DATASET ENTRIES:
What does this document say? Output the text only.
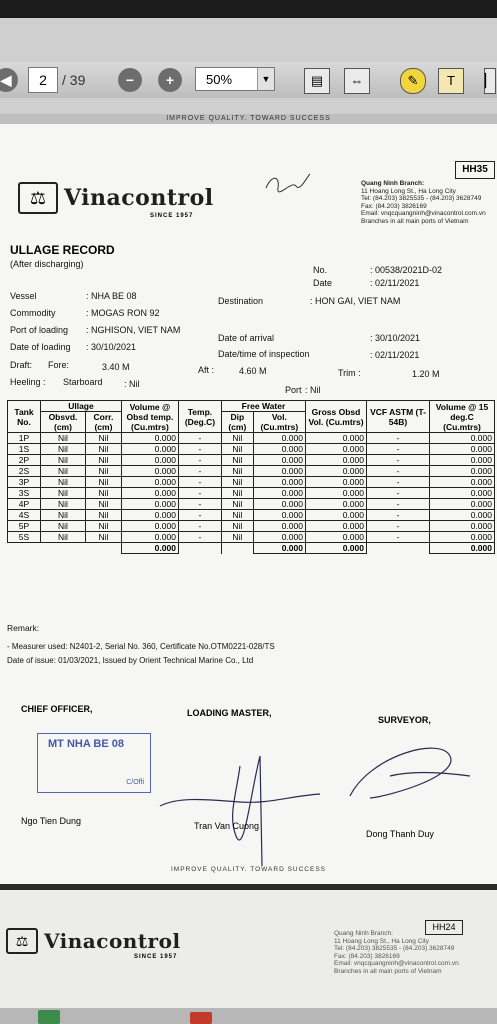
◀	2	/ 39	−	+	50%	▼	▤	⇔	✎	T	▏
IMPROVE QUALITY. TOWARD SUCCESS
HH35
⚖ Vinacontrol
SINCE 1957
Quang Ninh Branch:
11 Hoang Long St., Ha Long City
Tel: (84.203) 3825535 - (84.203) 3628749
Fax: (84.203) 3826169
Email: vnqcquangninh@vinacontrol.com.vn
Branches in all main ports of Vietnam
ULLAGE RECORD
(After discharging)
No.	: 00538/2021D-02
Date	: 02/11/2021
Vessel	: NHA BE 08	Destination	: HON GAI, VIET NAM
Commodity	: MOGAS RON 92
Port of loading : NGHISON, VIET NAM
Date of arrival	: 30/10/2021
Date of loading : 30/10/2021
Date/time of inspection	: 02/11/2021
Draft: Fore:	3.40 M	Aft :	4.60 M	Trim :	1.20 M
Heeling : Starboard : Nil
Port : Nil
Tank No.	Ullage		Volume @ Obsd temp. (Cu.mtrs)	Temp. (Deg.C)	Free Water		Gross Obsd Vol. (Cu.mtrs)	VCF ASTM (T-54B)	Volume @ 15 deg.C (Cu.mtrs)
	Obsvd. (cm)	Corr. (cm)			Dip (cm)	Vol. (Cu.mtrs)			
1P	Nil	Nil	0.000	-	Nil	0.000	0.000	-	0.000
1S	Nil	Nil	0.000	-	Nil	0.000	0.000	-	0.000
2P	Nil	Nil	0.000	-	Nil	0.000	0.000	-	0.000
2S	Nil	Nil	0.000	-	Nil	0.000	0.000	-	0.000
3P	Nil	Nil	0.000	-	Nil	0.000	0.000	-	0.000
3S	Nil	Nil	0.000	-	Nil	0.000	0.000	-	0.000
4P	Nil	Nil	0.000	-	Nil	0.000	0.000	-	0.000
4S	Nil	Nil	0.000	-	Nil	0.000	0.000	-	0.000
5P	Nil	Nil	0.000	-	Nil	0.000	0.000	-	0.000
5S	Nil	Nil	0.000	-	Nil	0.000	0.000	-	0.000
			0.000			0.000	0.000		0.000
Remark:
- Measurer used: N2401-2, Serial No. 360, Certificate No.OTM0221-028/TS
Date of issue: 01/03/2021, Issued by Orient Technical Marine Co., Ltd
CHIEF OFFICER,	LOADING MASTER,
SURVEYOR,
MT NHA BE 08
C/Offi
Ngo Tien Dung	Tran Van Cuong
Dong Thanh Duy
IMPROVE QUALITY. TOWARD SUCCESS
HH24
⚖ Vinacontrol
SINCE 1957
Quang Ninh Branch:
11 Hoang Long St., Ha Long City
Tel: (84.203) 3825535 - (84.203) 3628749
Fax: (84.203) 3826169
Email: vnqcquangninh@vinacontrol.com.vn
Branches in all main ports of Vietnam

TO DO:
Leave out the pictures and retype every line above exactly.

THE OUTPUT:
What does this document say? Output the text only.
◀	2	/ 39	−	+	50%	▼	▤	⇔	✎	T	▏
IMPROVE QUALITY. TOWARD SUCCESS
HH35
⚖ Vinacontrol
SINCE 1957
Quang Ninh Branch:
11 Hoang Long St., Ha Long City
Tel: (84.203) 3825535 - (84.203) 3628749
Fax: (84.203) 3826169
Email: vnqcquangninh@vinacontrol.com.vn
Branches in all main ports of Vietnam
ULLAGE RECORD
(After discharging)
No.	: 00538/2021D-02
Date	: 02/11/2021
Vessel	: NHA BE 08	Destination	: HON GAI, VIET NAM
Commodity	: MOGAS RON 92
Port of loading : NGHISON, VIET NAM
Date of arrival	: 30/10/2021
Date of loading : 30/10/2021
Date/time of inspection	: 02/11/2021
Draft: Fore:	3.40 M	Aft :	4.60 M	Trim :	1.20 M
Heeling : Starboard : Nil
Port : Nil
Tank No.	Ullage		Volume @ Obsd temp. (Cu.mtrs)	Temp. (Deg.C)	Free Water		Gross Obsd Vol. (Cu.mtrs)	VCF ASTM (T-54B)	Volume @ 15 deg.C (Cu.mtrs)
	Obsvd. (cm)	Corr. (cm)			Dip (cm)	Vol. (Cu.mtrs)			
1P	Nil	Nil	0.000	-	Nil	0.000	0.000	-	0.000
1S	Nil	Nil	0.000	-	Nil	0.000	0.000	-	0.000
2P	Nil	Nil	0.000	-	Nil	0.000	0.000	-	0.000
2S	Nil	Nil	0.000	-	Nil	0.000	0.000	-	0.000
3P	Nil	Nil	0.000	-	Nil	0.000	0.000	-	0.000
3S	Nil	Nil	0.000	-	Nil	0.000	0.000	-	0.000
4P	Nil	Nil	0.000	-	Nil	0.000	0.000	-	0.000
4S	Nil	Nil	0.000	-	Nil	0.000	0.000	-	0.000
5P	Nil	Nil	0.000	-	Nil	0.000	0.000	-	0.000
5S	Nil	Nil	0.000	-	Nil	0.000	0.000	-	0.000
			0.000			0.000	0.000		0.000
Remark:
- Measurer used: N2401-2, Serial No. 360, Certificate No.OTM0221-028/TS
Date of issue: 01/03/2021, Issued by Orient Technical Marine Co., Ltd
CHIEF OFFICER,	LOADING MASTER,
SURVEYOR,
MT NHA BE 08
C/Offi
Ngo Tien Dung	Tran Van Cuong
Dong Thanh Duy
IMPROVE QUALITY. TOWARD SUCCESS
HH24
⚖ Vinacontrol
SINCE 1957
Quang Ninh Branch:
11 Hoang Long St., Ha Long City
Tel: (84.203) 3825535 - (84.203) 3628749
Fax: (84.203) 3826169
Email: vnqcquangninh@vinacontrol.com.vn
Branches in all main ports of Vietnam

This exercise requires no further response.